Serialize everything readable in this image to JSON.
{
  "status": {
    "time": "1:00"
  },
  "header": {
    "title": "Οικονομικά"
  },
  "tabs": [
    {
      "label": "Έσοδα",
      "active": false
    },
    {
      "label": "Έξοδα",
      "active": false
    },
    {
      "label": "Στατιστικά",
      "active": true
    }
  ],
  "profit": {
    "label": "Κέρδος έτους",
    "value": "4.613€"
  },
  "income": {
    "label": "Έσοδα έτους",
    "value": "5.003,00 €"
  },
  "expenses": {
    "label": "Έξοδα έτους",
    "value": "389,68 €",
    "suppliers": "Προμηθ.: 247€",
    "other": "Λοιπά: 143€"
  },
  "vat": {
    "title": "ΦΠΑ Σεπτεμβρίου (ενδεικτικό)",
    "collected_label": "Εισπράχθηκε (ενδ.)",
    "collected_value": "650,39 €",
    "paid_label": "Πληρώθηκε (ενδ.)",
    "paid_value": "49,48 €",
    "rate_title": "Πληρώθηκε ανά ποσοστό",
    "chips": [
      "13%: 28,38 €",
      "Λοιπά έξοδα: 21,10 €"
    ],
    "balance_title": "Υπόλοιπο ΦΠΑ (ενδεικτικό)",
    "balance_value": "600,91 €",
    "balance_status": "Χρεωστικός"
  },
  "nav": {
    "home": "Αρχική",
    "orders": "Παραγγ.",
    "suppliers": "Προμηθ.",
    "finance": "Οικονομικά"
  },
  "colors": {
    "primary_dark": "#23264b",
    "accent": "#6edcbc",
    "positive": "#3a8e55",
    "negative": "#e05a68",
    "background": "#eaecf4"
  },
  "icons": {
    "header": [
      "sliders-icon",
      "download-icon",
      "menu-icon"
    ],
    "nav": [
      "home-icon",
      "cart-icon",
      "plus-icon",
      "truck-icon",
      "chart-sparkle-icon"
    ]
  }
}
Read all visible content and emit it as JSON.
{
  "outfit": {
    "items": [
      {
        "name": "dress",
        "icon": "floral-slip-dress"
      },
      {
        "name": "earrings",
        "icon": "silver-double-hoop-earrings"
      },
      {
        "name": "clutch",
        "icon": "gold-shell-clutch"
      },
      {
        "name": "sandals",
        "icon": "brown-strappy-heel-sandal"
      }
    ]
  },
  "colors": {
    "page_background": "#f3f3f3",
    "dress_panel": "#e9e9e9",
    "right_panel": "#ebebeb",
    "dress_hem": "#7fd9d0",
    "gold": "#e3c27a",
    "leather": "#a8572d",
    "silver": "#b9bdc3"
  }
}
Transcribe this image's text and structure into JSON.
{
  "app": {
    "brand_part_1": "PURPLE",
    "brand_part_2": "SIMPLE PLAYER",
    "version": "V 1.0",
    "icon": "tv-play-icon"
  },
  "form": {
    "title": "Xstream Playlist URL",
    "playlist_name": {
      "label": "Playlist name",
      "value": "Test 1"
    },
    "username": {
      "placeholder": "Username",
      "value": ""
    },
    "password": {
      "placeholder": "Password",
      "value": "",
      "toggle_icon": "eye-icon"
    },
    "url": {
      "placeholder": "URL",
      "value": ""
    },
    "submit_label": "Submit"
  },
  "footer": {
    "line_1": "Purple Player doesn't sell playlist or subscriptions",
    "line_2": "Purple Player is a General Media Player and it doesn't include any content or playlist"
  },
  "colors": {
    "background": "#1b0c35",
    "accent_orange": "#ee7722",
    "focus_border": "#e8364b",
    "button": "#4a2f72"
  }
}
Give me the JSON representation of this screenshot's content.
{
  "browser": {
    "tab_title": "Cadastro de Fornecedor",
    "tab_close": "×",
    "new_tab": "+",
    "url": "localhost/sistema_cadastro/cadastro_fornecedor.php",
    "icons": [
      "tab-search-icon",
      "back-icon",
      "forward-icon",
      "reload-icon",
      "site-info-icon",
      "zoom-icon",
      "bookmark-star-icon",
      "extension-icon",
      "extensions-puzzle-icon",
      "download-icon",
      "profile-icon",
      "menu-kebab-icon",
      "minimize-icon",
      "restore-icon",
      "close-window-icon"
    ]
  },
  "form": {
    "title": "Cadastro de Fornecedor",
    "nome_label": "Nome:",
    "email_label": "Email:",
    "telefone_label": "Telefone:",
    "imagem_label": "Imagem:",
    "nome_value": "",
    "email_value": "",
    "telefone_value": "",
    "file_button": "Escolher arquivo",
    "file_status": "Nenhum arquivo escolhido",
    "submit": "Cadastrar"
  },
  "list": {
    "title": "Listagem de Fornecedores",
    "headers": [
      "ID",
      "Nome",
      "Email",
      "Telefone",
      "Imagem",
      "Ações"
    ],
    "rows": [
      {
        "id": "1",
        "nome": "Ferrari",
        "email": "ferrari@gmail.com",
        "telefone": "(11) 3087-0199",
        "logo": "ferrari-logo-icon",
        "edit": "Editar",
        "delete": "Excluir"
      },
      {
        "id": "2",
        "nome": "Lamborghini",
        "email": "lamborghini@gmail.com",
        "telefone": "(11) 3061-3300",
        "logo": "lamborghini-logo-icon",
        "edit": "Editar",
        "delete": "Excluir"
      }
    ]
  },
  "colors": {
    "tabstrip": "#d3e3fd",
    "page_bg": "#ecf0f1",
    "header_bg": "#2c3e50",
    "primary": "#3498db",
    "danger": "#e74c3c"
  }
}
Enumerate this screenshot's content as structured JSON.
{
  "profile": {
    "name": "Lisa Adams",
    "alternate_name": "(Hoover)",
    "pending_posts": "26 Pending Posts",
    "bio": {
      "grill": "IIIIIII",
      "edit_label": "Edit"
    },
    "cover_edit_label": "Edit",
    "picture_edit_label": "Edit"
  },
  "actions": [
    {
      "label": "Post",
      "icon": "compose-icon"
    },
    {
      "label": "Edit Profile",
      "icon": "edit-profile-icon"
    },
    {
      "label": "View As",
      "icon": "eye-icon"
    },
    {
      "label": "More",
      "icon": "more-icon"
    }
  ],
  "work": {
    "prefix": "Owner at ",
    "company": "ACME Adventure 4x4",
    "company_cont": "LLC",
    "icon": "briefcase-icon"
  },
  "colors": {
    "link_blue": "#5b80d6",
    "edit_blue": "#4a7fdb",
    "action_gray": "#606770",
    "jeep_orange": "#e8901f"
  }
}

━━━━━━━━━━━━━━━━━━━━

§ **Directions**:
Print the material verbatim, all of it.

§ **The completed task**:
Serialize everything readable in this image to JSON.
{
  "status": {
    "time": "1:00"
  },
  "header": {
    "title": "Οικονομικά"
  },
  "tabs": [
    {
      "label": "Έσοδα",
      "active": false
    },
    {
      "label": "Έξοδα",
      "active": false
    },
    {
      "label": "Στατιστικά",
      "active": true
    }
  ],
  "profit": {
    "label": "Κέρδος έτους",
    "value": "4.613€"
  },
  "income": {
    "label": "Έσοδα έτους",
    "value": "5.003,00 €"
  },
  "expenses": {
    "label": "Έξοδα έτους",
    "value": "389,68 €",
    "suppliers": "Προμηθ.: 247€",
    "other": "Λοιπά: 143€"
  },
  "vat": {
    "title": "ΦΠΑ Σεπτεμβρίου (ενδεικτικό)",
    "collected_label": "Εισπράχθηκε (ενδ.)",
    "collected_value": "650,39 €",
    "paid_label": "Πληρώθηκε (ενδ.)",
    "paid_value": "49,48 €",
    "rate_title": "Πληρώθηκε ανά ποσοστό",
    "chips": [
      "13%: 28,38 €",
      "Λοιπά έξοδα: 21,10 €"
    ],
    "balance_title": "Υπόλοιπο ΦΠΑ (ενδεικτικό)",
    "balance_value": "600,91 €",
    "balance_status": "Χρεωστικός"
  },
  "nav": {
    "home": "Αρχική",
    "orders": "Παραγγ.",
    "suppliers": "Προμηθ.",
    "finance": "Οικονομικά"
  },
  "colors": {
    "primary_dark": "#23264b",
    "accent": "#6edcbc",
    "positive": "#3a8e55",
    "negative": "#e05a68",
    "background": "#eaecf4"
  },
  "icons": {
    "header": [
      "sliders-icon",
      "download-icon",
      "menu-icon"
    ],
    "nav": [
      "home-icon",
      "cart-icon",
      "plus-icon",
      "truck-icon",
      "chart-sparkle-icon"
    ]
  }
}
Read all visible content and emit it as JSON.
{
  "outfit": {
    "items": [
      {
        "name": "dress",
        "icon": "floral-slip-dress"
      },
      {
        "name": "earrings",
        "icon": "silver-double-hoop-earrings"
      },
      {
        "name": "clutch",
        "icon": "gold-shell-clutch"
      },
      {
        "name": "sandals",
        "icon": "brown-strappy-heel-sandal"
      }
    ]
  },
  "colors": {
    "page_background": "#f3f3f3",
    "dress_panel": "#e9e9e9",
    "right_panel": "#ebebeb",
    "dress_hem": "#7fd9d0",
    "gold": "#e3c27a",
    "leather": "#a8572d",
    "silver": "#b9bdc3"
  }
}
Transcribe this image's text and structure into JSON.
{
  "app": {
    "brand_part_1": "PURPLE",
    "brand_part_2": "SIMPLE PLAYER",
    "version": "V 1.0",
    "icon": "tv-play-icon"
  },
  "form": {
    "title": "Xstream Playlist URL",
    "playlist_name": {
      "label": "Playlist name",
      "value": "Test 1"
    },
    "username": {
      "placeholder": "Username",
      "value": ""
    },
    "password": {
      "placeholder": "Password",
      "value": "",
      "toggle_icon": "eye-icon"
    },
    "url": {
      "placeholder": "URL",
      "value": ""
    },
    "submit_label": "Submit"
  },
  "footer": {
    "line_1": "Purple Player doesn't sell playlist or subscriptions",
    "line_2": "Purple Player is a General Media Player and it doesn't include any content or playlist"
  },
  "colors": {
    "background": "#1b0c35",
    "accent_orange": "#ee7722",
    "focus_border": "#e8364b",
    "button": "#4a2f72"
  }
}
Give me the JSON representation of this screenshot's content.
{
  "browser": {
    "tab_title": "Cadastro de Fornecedor",
    "tab_close": "×",
    "new_tab": "+",
    "url": "localhost/sistema_cadastro/cadastro_fornecedor.php",
    "icons": [
      "tab-search-icon",
      "back-icon",
      "forward-icon",
      "reload-icon",
      "site-info-icon",
      "zoom-icon",
      "bookmark-star-icon",
      "extension-icon",
      "extensions-puzzle-icon",
      "download-icon",
      "profile-icon",
      "menu-kebab-icon",
      "minimize-icon",
      "restore-icon",
      "close-window-icon"
    ]
  },
  "form": {
    "title": "Cadastro de Fornecedor",
    "nome_label": "Nome:",
    "email_label": "Email:",
    "telefone_label": "Telefone:",
    "imagem_label": "Imagem:",
    "nome_value": "",
    "email_value": "",
    "telefone_value": "",
    "file_button": "Escolher arquivo",
    "file_status": "Nenhum arquivo escolhido",
    "submit": "Cadastrar"
  },
  "list": {
    "title": "Listagem de Fornecedores",
    "headers": [
      "ID",
      "Nome",
      "Email",
      "Telefone",
      "Imagem",
      "Ações"
    ],
    "rows": [
      {
        "id": "1",
        "nome": "Ferrari",
        "email": "ferrari@gmail.com",
        "telefone": "(11) 3087-0199",
        "logo": "ferrari-logo-icon",
        "edit": "Editar",
        "delete": "Excluir"
      },
      {
        "id": "2",
        "nome": "Lamborghini",
        "email": "lamborghini@gmail.com",
        "telefone": "(11) 3061-3300",
        "logo": "lamborghini-logo-icon",
        "edit": "Editar",
        "delete": "Excluir"
      }
    ]
  },
  "colors": {
    "tabstrip": "#d3e3fd",
    "page_bg": "#ecf0f1",
    "header_bg": "#2c3e50",
    "primary": "#3498db",
    "danger": "#e74c3c"
  }
}
Enumerate this screenshot's content as structured JSON.
{
  "profile": {
    "name": "Lisa Adams",
    "alternate_name": "(Hoover)",
    "pending_posts": "26 Pending Posts",
    "bio": {
      "grill": "IIIIIII",
      "edit_label": "Edit"
    },
    "cover_edit_label": "Edit",
    "picture_edit_label": "Edit"
  },
  "actions": [
    {
      "label": "Post",
      "icon": "compose-icon"
    },
    {
      "label": "Edit Profile",
      "icon": "edit-profile-icon"
    },
    {
      "label": "View As",
      "icon": "eye-icon"
    },
    {
      "label": "More",
      "icon": "more-icon"
    }
  ],
  "work": {
    "prefix": "Owner at ",
    "company": "ACME Adventure 4x4",
    "company_cont": "LLC",
    "icon": "briefcase-icon"
  },
  "colors": {
    "link_blue": "#5b80d6",
    "edit_blue": "#4a7fdb",
    "action_gray": "#606770",
    "jeep_orange": "#e8901f"
  }
}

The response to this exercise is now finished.